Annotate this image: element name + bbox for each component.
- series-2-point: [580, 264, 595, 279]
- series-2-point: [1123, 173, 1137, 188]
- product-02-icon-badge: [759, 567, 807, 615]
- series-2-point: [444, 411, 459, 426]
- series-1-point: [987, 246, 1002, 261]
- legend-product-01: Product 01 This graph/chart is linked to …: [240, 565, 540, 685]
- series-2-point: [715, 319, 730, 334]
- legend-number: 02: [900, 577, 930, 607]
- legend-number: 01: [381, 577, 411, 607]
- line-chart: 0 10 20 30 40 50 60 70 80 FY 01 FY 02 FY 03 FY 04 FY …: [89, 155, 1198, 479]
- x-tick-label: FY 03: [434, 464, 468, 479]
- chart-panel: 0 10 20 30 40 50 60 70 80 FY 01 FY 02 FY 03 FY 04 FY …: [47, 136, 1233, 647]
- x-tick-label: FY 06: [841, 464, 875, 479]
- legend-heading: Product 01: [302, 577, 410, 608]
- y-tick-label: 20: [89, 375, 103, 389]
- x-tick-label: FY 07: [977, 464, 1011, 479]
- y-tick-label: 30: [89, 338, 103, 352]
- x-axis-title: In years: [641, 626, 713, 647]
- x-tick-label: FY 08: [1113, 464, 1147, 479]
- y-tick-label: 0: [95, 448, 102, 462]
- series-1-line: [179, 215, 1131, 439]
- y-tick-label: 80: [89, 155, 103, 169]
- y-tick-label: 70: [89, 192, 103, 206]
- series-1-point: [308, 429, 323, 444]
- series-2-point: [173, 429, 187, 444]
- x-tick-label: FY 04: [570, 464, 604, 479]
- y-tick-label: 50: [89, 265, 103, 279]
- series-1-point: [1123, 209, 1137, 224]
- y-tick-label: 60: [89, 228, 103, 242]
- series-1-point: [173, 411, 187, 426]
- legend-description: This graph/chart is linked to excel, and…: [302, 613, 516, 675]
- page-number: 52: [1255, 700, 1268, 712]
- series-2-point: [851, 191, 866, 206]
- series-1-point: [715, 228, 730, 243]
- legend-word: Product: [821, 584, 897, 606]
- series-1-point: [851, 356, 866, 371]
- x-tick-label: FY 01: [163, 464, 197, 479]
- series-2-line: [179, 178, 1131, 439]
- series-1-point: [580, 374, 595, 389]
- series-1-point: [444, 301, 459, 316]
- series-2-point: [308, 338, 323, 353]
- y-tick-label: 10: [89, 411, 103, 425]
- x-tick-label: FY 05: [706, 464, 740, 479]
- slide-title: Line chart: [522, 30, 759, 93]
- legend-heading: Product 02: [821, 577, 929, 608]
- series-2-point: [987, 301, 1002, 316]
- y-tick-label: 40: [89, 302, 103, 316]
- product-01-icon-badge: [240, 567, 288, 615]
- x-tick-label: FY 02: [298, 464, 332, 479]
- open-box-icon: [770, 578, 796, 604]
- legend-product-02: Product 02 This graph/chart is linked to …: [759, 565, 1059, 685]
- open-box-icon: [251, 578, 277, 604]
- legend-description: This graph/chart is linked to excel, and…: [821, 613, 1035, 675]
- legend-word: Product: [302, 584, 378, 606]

=-=-=-=-=

» **THE PROBLEM**
How many lines in the records above contain the string "icon"? Give only the number.

» **COMPLETE ANSWER**
4